#### Aim:
Copy every entry word for word. Skip the pictures.

#### Records for processing:

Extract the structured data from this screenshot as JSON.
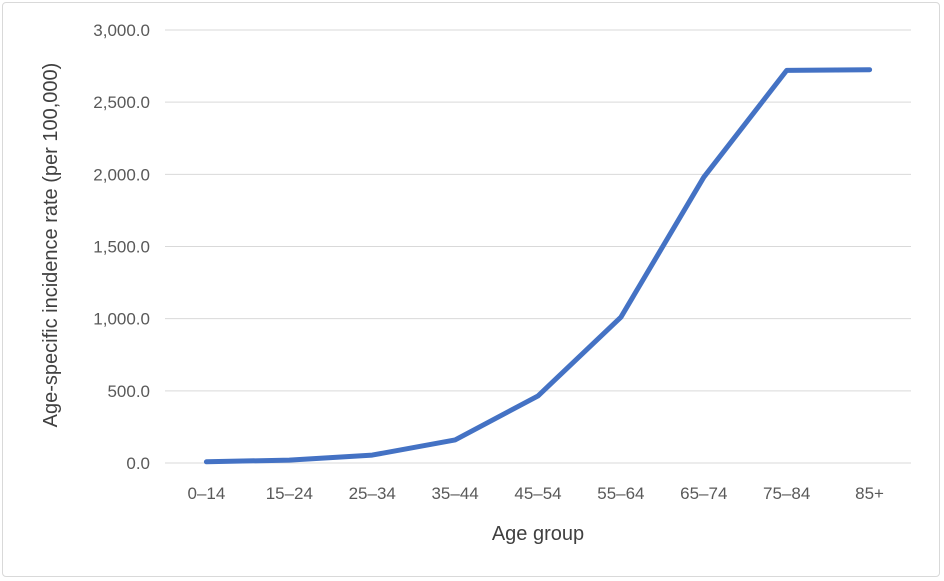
{
  "chart_data": {
    "type": "line",
    "categories": [
      "0–14",
      "15–24",
      "25–34",
      "35–44",
      "45–54",
      "55–64",
      "65–74",
      "75–84",
      "85+"
    ],
    "series": [
      {
        "values": [
          8,
          20,
          55,
          160,
          465,
          1010,
          1980,
          2720,
          2725
        ],
        "color": "#4472C4"
      }
    ],
    "xlabel": "Age group",
    "ylabel": "Age-specific incidence rate (per 100,000)",
    "ylim": [
      0,
      3000
    ],
    "yticks": [
      "0.0",
      "500.0",
      "1,000.0",
      "1,500.0",
      "2,000.0",
      "2,500.0",
      "3,000.0"
    ],
    "grid": true,
    "gridColor": "#d9d9d9"
  }
}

#### Reply:
Extract the structured data from this screenshot as JSON.
{
  "chart_data": {
    "type": "line",
    "categories": [
      "0–14",
      "15–24",
      "25–34",
      "35–44",
      "45–54",
      "55–64",
      "65–74",
      "75–84",
      "85+"
    ],
    "series": [
      {
        "values": [
          8,
          20,
          55,
          160,
          465,
          1010,
          1980,
          2720,
          2725
        ],
        "color": "#4472C4"
      }
    ],
    "xlabel": "Age group",
    "ylabel": "Age-specific incidence rate (per 100,000)",
    "ylim": [
      0,
      3000
    ],
    "yticks": [
      "0.0",
      "500.0",
      "1,000.0",
      "1,500.0",
      "2,000.0",
      "2,500.0",
      "3,000.0"
    ],
    "grid": true,
    "gridColor": "#d9d9d9"
  }
}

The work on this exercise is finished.